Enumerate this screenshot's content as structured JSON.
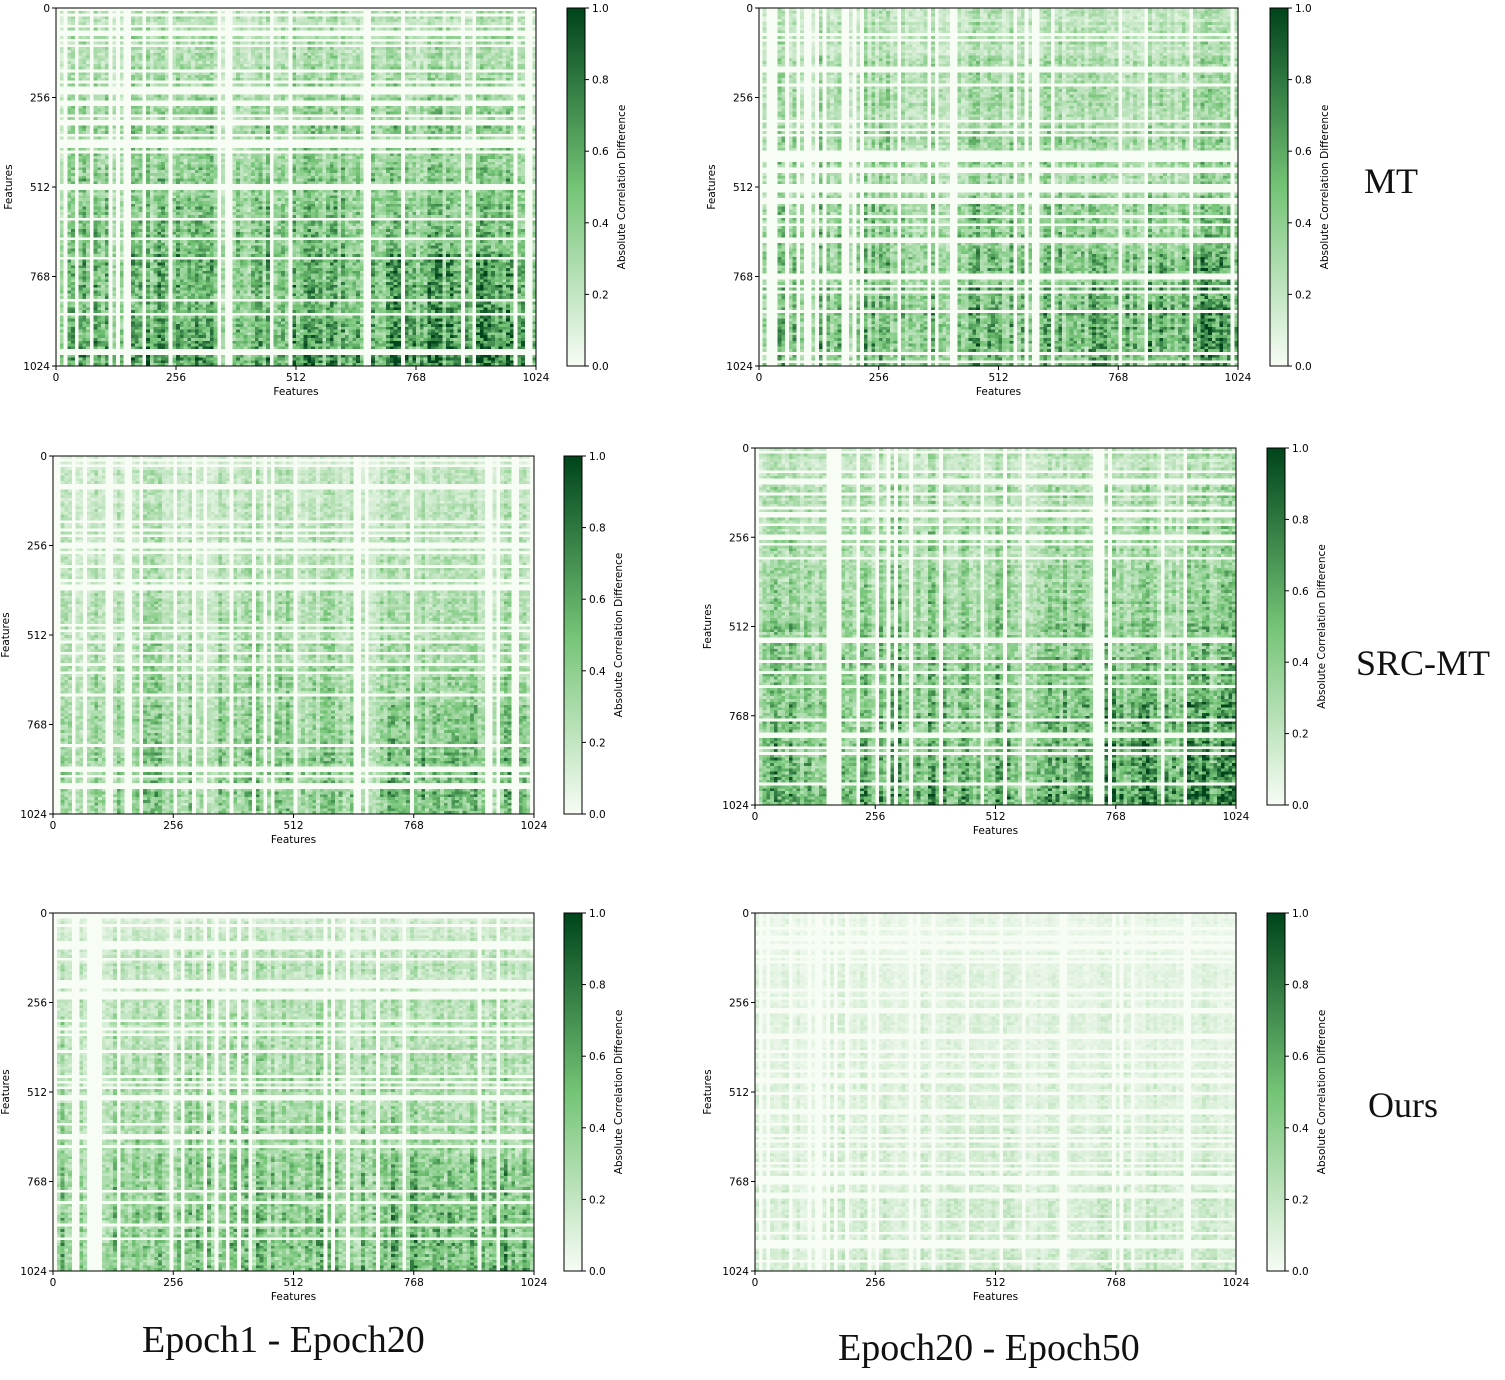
{
  "figure": {
    "column_labels": [
      "Epoch1  -  Epoch20",
      "Epoch20  -  Epoch50"
    ],
    "row_labels": [
      "MT",
      "SRC-MT",
      "Ours"
    ]
  },
  "colors": {
    "cmap_low": "#f7fcf5",
    "cmap_mid": "#74c476",
    "cmap_high": "#00441b",
    "axis": "#000000"
  },
  "chart_data": [
    {
      "type": "heatmap",
      "model": "MT",
      "comparison": "Epoch1 - Epoch20",
      "xlabel": "Features",
      "ylabel": "Features",
      "xticks": [
        "0",
        "256",
        "512",
        "768",
        "1024"
      ],
      "yticks": [
        "0",
        "256",
        "512",
        "768",
        "1024"
      ],
      "xlim": [
        0,
        1024
      ],
      "ylim": [
        1024,
        0
      ],
      "colorbar": {
        "label": "Absolute Correlation Difference",
        "range": [
          0.0,
          1.0
        ],
        "ticks": [
          "0.0",
          "0.2",
          "0.4",
          "0.6",
          "0.8",
          "1.0"
        ]
      },
      "mean_intensity": 0.45,
      "seed": 11
    },
    {
      "type": "heatmap",
      "model": "MT",
      "comparison": "Epoch20 - Epoch50",
      "xlabel": "Features",
      "ylabel": "Features",
      "xticks": [
        "0",
        "256",
        "512",
        "768",
        "1024"
      ],
      "yticks": [
        "0",
        "256",
        "512",
        "768",
        "1024"
      ],
      "xlim": [
        0,
        1024
      ],
      "ylim": [
        1024,
        0
      ],
      "colorbar": {
        "label": "Absolute Correlation Difference",
        "range": [
          0.0,
          1.0
        ],
        "ticks": [
          "0.0",
          "0.2",
          "0.4",
          "0.6",
          "0.8",
          "1.0"
        ]
      },
      "mean_intensity": 0.42,
      "seed": 23
    },
    {
      "type": "heatmap",
      "model": "SRC-MT",
      "comparison": "Epoch1 - Epoch20",
      "xlabel": "Features",
      "ylabel": "Features",
      "xticks": [
        "0",
        "256",
        "512",
        "768",
        "1024"
      ],
      "yticks": [
        "0",
        "256",
        "512",
        "768",
        "1024"
      ],
      "xlim": [
        0,
        1024
      ],
      "ylim": [
        1024,
        0
      ],
      "colorbar": {
        "label": "Absolute Correlation Difference",
        "range": [
          0.0,
          1.0
        ],
        "ticks": [
          "0.0",
          "0.2",
          "0.4",
          "0.6",
          "0.8",
          "1.0"
        ]
      },
      "mean_intensity": 0.32,
      "seed": 37
    },
    {
      "type": "heatmap",
      "model": "SRC-MT",
      "comparison": "Epoch20 - Epoch50",
      "xlabel": "Features",
      "ylabel": "Features",
      "xticks": [
        "0",
        "256",
        "512",
        "768",
        "1024"
      ],
      "yticks": [
        "0",
        "256",
        "512",
        "768",
        "1024"
      ],
      "xlim": [
        0,
        1024
      ],
      "ylim": [
        1024,
        0
      ],
      "colorbar": {
        "label": "Absolute Correlation Difference",
        "range": [
          0.0,
          1.0
        ],
        "ticks": [
          "0.0",
          "0.2",
          "0.4",
          "0.6",
          "0.8",
          "1.0"
        ]
      },
      "mean_intensity": 0.44,
      "seed": 41
    },
    {
      "type": "heatmap",
      "model": "Ours",
      "comparison": "Epoch1 - Epoch20",
      "xlabel": "Features",
      "ylabel": "Features",
      "xticks": [
        "0",
        "256",
        "512",
        "768",
        "1024"
      ],
      "yticks": [
        "0",
        "256",
        "512",
        "768",
        "1024"
      ],
      "xlim": [
        0,
        1024
      ],
      "ylim": [
        1024,
        0
      ],
      "colorbar": {
        "label": "Absolute Correlation Difference",
        "range": [
          0.0,
          1.0
        ],
        "ticks": [
          "0.0",
          "0.2",
          "0.4",
          "0.6",
          "0.8",
          "1.0"
        ]
      },
      "mean_intensity": 0.35,
      "seed": 53
    },
    {
      "type": "heatmap",
      "model": "Ours",
      "comparison": "Epoch20 - Epoch50",
      "xlabel": "Features",
      "ylabel": "Features",
      "xticks": [
        "0",
        "256",
        "512",
        "768",
        "1024"
      ],
      "yticks": [
        "0",
        "256",
        "512",
        "768",
        "1024"
      ],
      "xlim": [
        0,
        1024
      ],
      "ylim": [
        1024,
        0
      ],
      "colorbar": {
        "label": "Absolute Correlation Difference",
        "range": [
          0.0,
          1.0
        ],
        "ticks": [
          "0.0",
          "0.2",
          "0.4",
          "0.6",
          "0.8",
          "1.0"
        ]
      },
      "mean_intensity": 0.12,
      "seed": 67
    }
  ]
}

***

Written exercise: Nothing in the entries above should change when they are printed again, except that the pictures are dropped.

Result of this task:
Enumerate this screenshot's content as structured JSON.
{
  "figure": {
    "column_labels": [
      "Epoch1  -  Epoch20",
      "Epoch20  -  Epoch50"
    ],
    "row_labels": [
      "MT",
      "SRC-MT",
      "Ours"
    ]
  },
  "colors": {
    "cmap_low": "#f7fcf5",
    "cmap_mid": "#74c476",
    "cmap_high": "#00441b",
    "axis": "#000000"
  },
  "chart_data": [
    {
      "type": "heatmap",
      "model": "MT",
      "comparison": "Epoch1 - Epoch20",
      "xlabel": "Features",
      "ylabel": "Features",
      "xticks": [
        "0",
        "256",
        "512",
        "768",
        "1024"
      ],
      "yticks": [
        "0",
        "256",
        "512",
        "768",
        "1024"
      ],
      "xlim": [
        0,
        1024
      ],
      "ylim": [
        1024,
        0
      ],
      "colorbar": {
        "label": "Absolute Correlation Difference",
        "range": [
          0.0,
          1.0
        ],
        "ticks": [
          "0.0",
          "0.2",
          "0.4",
          "0.6",
          "0.8",
          "1.0"
        ]
      },
      "mean_intensity": 0.45,
      "seed": 11
    },
    {
      "type": "heatmap",
      "model": "MT",
      "comparison": "Epoch20 - Epoch50",
      "xlabel": "Features",
      "ylabel": "Features",
      "xticks": [
        "0",
        "256",
        "512",
        "768",
        "1024"
      ],
      "yticks": [
        "0",
        "256",
        "512",
        "768",
        "1024"
      ],
      "xlim": [
        0,
        1024
      ],
      "ylim": [
        1024,
        0
      ],
      "colorbar": {
        "label": "Absolute Correlation Difference",
        "range": [
          0.0,
          1.0
        ],
        "ticks": [
          "0.0",
          "0.2",
          "0.4",
          "0.6",
          "0.8",
          "1.0"
        ]
      },
      "mean_intensity": 0.42,
      "seed": 23
    },
    {
      "type": "heatmap",
      "model": "SRC-MT",
      "comparison": "Epoch1 - Epoch20",
      "xlabel": "Features",
      "ylabel": "Features",
      "xticks": [
        "0",
        "256",
        "512",
        "768",
        "1024"
      ],
      "yticks": [
        "0",
        "256",
        "512",
        "768",
        "1024"
      ],
      "xlim": [
        0,
        1024
      ],
      "ylim": [
        1024,
        0
      ],
      "colorbar": {
        "label": "Absolute Correlation Difference",
        "range": [
          0.0,
          1.0
        ],
        "ticks": [
          "0.0",
          "0.2",
          "0.4",
          "0.6",
          "0.8",
          "1.0"
        ]
      },
      "mean_intensity": 0.32,
      "seed": 37
    },
    {
      "type": "heatmap",
      "model": "SRC-MT",
      "comparison": "Epoch20 - Epoch50",
      "xlabel": "Features",
      "ylabel": "Features",
      "xticks": [
        "0",
        "256",
        "512",
        "768",
        "1024"
      ],
      "yticks": [
        "0",
        "256",
        "512",
        "768",
        "1024"
      ],
      "xlim": [
        0,
        1024
      ],
      "ylim": [
        1024,
        0
      ],
      "colorbar": {
        "label": "Absolute Correlation Difference",
        "range": [
          0.0,
          1.0
        ],
        "ticks": [
          "0.0",
          "0.2",
          "0.4",
          "0.6",
          "0.8",
          "1.0"
        ]
      },
      "mean_intensity": 0.44,
      "seed": 41
    },
    {
      "type": "heatmap",
      "model": "Ours",
      "comparison": "Epoch1 - Epoch20",
      "xlabel": "Features",
      "ylabel": "Features",
      "xticks": [
        "0",
        "256",
        "512",
        "768",
        "1024"
      ],
      "yticks": [
        "0",
        "256",
        "512",
        "768",
        "1024"
      ],
      "xlim": [
        0,
        1024
      ],
      "ylim": [
        1024,
        0
      ],
      "colorbar": {
        "label": "Absolute Correlation Difference",
        "range": [
          0.0,
          1.0
        ],
        "ticks": [
          "0.0",
          "0.2",
          "0.4",
          "0.6",
          "0.8",
          "1.0"
        ]
      },
      "mean_intensity": 0.35,
      "seed": 53
    },
    {
      "type": "heatmap",
      "model": "Ours",
      "comparison": "Epoch20 - Epoch50",
      "xlabel": "Features",
      "ylabel": "Features",
      "xticks": [
        "0",
        "256",
        "512",
        "768",
        "1024"
      ],
      "yticks": [
        "0",
        "256",
        "512",
        "768",
        "1024"
      ],
      "xlim": [
        0,
        1024
      ],
      "ylim": [
        1024,
        0
      ],
      "colorbar": {
        "label": "Absolute Correlation Difference",
        "range": [
          0.0,
          1.0
        ],
        "ticks": [
          "0.0",
          "0.2",
          "0.4",
          "0.6",
          "0.8",
          "1.0"
        ]
      },
      "mean_intensity": 0.12,
      "seed": 67
    }
  ]
}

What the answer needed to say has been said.